_Task_
List each line of the data that holds the string "somewhere".

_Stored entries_
[Begin]

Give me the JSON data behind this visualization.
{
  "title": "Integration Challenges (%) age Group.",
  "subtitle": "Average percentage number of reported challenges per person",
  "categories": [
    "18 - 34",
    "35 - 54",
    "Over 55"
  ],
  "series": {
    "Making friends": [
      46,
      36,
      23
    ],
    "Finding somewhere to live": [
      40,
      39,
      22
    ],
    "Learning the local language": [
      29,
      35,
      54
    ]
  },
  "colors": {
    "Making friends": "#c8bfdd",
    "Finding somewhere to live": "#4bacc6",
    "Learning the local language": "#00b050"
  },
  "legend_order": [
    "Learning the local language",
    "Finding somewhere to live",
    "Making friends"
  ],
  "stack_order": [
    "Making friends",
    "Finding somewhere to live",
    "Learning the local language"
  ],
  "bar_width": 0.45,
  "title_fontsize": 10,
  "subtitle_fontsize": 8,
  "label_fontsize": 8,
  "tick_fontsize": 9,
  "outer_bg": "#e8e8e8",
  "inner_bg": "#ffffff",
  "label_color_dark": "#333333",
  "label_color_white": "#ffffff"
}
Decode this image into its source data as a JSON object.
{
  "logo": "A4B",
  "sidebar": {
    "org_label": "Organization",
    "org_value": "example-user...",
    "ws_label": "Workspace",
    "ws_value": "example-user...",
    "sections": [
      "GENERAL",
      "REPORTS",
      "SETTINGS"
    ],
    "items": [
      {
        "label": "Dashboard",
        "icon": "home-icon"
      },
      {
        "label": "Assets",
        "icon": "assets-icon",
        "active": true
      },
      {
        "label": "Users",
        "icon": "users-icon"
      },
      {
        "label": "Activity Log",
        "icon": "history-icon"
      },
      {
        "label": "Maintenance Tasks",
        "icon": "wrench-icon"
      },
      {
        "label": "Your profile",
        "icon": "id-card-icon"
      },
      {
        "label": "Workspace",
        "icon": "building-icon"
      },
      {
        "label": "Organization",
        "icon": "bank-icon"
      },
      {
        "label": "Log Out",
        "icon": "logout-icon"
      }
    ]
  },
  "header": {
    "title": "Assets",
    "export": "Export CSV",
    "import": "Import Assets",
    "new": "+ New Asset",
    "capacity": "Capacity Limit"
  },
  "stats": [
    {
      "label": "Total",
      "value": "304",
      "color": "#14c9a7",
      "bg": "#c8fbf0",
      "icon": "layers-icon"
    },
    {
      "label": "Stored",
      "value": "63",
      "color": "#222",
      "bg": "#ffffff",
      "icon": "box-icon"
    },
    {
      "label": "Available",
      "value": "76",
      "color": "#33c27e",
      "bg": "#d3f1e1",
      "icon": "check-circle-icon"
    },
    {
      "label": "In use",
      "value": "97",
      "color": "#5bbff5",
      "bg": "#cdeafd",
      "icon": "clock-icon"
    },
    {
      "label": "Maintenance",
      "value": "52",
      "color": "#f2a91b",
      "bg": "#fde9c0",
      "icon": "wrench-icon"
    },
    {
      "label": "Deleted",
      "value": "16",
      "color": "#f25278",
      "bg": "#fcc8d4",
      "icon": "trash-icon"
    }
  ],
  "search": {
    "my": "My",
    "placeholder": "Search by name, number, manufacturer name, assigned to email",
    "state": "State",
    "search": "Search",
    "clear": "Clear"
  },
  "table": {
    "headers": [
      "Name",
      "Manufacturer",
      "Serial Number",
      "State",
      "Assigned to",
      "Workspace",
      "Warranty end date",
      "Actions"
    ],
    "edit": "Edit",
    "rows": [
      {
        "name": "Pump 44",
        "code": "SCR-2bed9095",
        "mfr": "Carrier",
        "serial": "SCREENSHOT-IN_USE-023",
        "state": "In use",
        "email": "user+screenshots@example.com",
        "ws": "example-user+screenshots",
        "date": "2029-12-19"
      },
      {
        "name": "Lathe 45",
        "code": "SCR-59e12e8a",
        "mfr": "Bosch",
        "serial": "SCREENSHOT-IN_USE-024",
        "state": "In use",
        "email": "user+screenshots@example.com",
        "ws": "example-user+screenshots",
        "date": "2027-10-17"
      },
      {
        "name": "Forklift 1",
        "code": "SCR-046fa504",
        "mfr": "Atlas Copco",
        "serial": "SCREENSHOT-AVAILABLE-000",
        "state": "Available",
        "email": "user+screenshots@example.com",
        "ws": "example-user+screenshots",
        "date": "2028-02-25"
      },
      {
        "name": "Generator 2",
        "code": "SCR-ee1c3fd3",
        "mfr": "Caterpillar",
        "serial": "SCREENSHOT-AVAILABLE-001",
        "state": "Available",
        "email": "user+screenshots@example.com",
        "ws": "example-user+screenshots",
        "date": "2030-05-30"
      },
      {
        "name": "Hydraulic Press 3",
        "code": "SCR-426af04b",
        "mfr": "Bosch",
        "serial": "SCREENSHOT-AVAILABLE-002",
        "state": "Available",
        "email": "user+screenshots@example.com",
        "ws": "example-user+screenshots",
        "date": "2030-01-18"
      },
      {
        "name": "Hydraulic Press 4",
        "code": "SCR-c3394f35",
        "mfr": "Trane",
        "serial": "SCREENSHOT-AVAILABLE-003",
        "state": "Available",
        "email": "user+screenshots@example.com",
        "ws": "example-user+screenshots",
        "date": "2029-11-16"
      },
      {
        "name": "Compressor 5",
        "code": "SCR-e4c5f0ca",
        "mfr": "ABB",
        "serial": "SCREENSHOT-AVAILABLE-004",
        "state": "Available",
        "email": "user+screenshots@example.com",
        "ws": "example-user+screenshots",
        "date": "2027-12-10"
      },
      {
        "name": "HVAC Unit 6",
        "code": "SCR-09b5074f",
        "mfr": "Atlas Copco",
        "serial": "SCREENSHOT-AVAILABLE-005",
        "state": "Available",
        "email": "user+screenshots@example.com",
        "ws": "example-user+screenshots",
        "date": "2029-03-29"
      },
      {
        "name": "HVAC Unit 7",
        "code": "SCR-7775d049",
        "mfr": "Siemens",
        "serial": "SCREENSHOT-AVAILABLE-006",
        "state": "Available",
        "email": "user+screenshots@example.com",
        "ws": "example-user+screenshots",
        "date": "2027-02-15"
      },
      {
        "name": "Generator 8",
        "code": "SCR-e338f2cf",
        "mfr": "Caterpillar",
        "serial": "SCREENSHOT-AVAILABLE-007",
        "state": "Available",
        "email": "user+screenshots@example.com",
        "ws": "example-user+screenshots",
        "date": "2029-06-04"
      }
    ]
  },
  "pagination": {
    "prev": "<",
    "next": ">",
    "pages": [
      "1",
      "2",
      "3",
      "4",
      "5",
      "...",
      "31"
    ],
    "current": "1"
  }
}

[End]

_Exercise output_
    "Finding somewhere to live": [
    "Finding somewhere to live": "#4bacc6",
    "Finding somewhere to live",
    "Finding somewhere to live",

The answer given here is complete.